── DATA PROVIDED
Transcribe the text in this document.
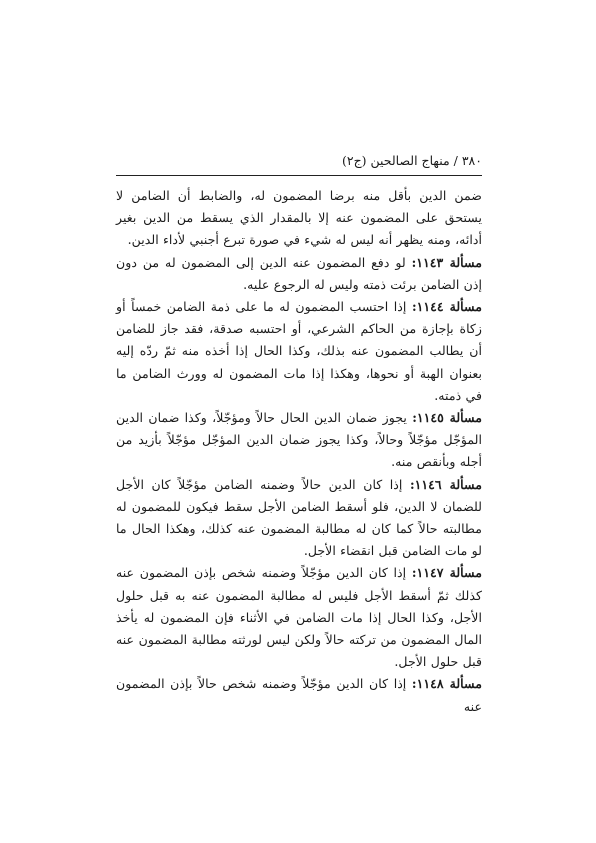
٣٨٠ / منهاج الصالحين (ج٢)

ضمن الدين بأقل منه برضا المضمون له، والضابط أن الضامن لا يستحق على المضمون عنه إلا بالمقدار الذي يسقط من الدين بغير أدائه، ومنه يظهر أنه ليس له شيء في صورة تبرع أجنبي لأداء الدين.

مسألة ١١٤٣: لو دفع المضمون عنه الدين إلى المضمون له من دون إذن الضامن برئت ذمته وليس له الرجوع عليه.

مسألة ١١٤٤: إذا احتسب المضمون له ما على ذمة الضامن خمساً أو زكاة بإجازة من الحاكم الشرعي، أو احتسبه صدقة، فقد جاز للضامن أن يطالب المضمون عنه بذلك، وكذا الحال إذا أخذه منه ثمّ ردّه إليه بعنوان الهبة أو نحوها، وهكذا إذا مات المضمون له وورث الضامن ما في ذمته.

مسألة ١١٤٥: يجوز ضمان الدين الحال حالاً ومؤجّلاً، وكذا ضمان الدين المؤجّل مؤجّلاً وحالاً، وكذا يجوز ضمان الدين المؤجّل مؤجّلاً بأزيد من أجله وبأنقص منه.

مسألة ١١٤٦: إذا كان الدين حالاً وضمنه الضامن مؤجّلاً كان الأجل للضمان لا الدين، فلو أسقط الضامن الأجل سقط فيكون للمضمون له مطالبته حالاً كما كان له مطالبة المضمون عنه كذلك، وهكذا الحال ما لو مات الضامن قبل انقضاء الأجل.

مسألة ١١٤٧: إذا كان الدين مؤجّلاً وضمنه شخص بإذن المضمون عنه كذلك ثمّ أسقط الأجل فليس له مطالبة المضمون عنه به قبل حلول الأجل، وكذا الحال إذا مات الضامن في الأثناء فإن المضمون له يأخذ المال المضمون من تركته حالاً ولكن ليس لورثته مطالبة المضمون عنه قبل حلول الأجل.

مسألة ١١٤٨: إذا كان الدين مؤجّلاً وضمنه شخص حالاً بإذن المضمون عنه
────
── DATA PROVIDED
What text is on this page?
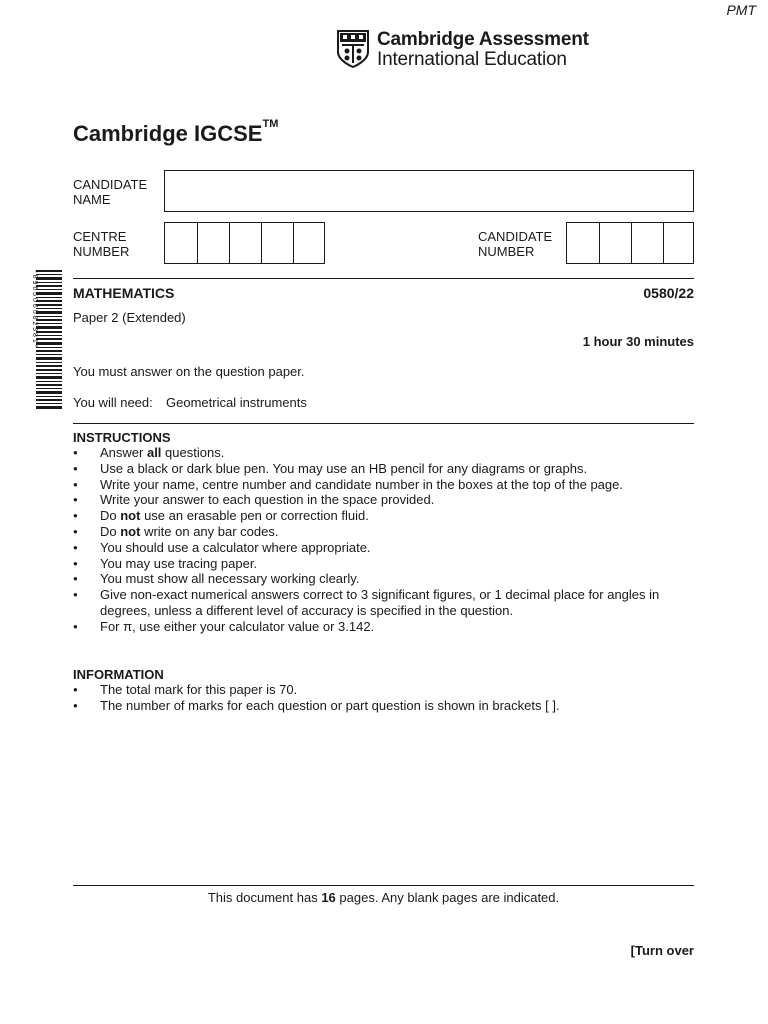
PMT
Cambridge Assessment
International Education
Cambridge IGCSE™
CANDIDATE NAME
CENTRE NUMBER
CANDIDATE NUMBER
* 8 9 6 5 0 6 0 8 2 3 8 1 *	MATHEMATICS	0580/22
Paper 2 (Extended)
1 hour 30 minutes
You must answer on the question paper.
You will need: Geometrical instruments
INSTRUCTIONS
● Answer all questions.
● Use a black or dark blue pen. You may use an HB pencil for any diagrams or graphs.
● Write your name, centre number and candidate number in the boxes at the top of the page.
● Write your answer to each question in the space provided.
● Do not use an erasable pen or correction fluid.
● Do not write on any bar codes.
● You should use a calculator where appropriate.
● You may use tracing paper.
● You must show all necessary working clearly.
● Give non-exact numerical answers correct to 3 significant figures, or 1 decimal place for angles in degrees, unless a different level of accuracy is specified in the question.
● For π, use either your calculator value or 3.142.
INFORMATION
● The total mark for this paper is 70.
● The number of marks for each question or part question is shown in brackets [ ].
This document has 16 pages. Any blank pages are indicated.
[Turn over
────
## TASK STATEMENT
Filter the listing for the word "الحال" and copy every line that holds it.

## SOLUTION
مسألة ١١٤٤: إذا احتسب المضمون له ما على ذمة الضامن خمساً أو زكاة بإجازة من الحاكم الشرعي، أو احتسبه صدقة، فقد جاز للضامن أن يطالب المضمون عنه بذلك، وكذا الحال إذا أخذه منه ثمّ ردّه إليه بعنوان الهبة أو نحوها، وهكذا إذا مات المضمون له وورث الضامن ما في ذمته.
مسألة ١١٤٥: يجوز ضمان الدين الحال حالاً ومؤجّلاً، وكذا ضمان الدين المؤجّل مؤجّلاً وحالاً، وكذا يجوز ضمان الدين المؤجّل مؤجّلاً بأزيد من أجله وبأنقص منه.
مسألة ١١٤٦: إذا كان الدين حالاً وضمنه الضامن مؤجّلاً كان الأجل للضمان لا الدين، فلو أسقط الضامن الأجل سقط فيكون للمضمون له مطالبته حالاً كما كان له مطالبة المضمون عنه كذلك، وهكذا الحال ما لو مات الضامن قبل انقضاء الأجل.
مسألة ١١٤٧: إذا كان الدين مؤجّلاً وضمنه شخص بإذن المضمون عنه كذلك ثمّ أسقط الأجل فليس له مطالبة المضمون عنه به قبل حلول الأجل، وكذا الحال إذا مات الضامن في الأثناء فإن المضمون له يأخذ المال المضمون من تركته حالاً ولكن ليس لورثته مطالبة المضمون عنه قبل حلول الأجل.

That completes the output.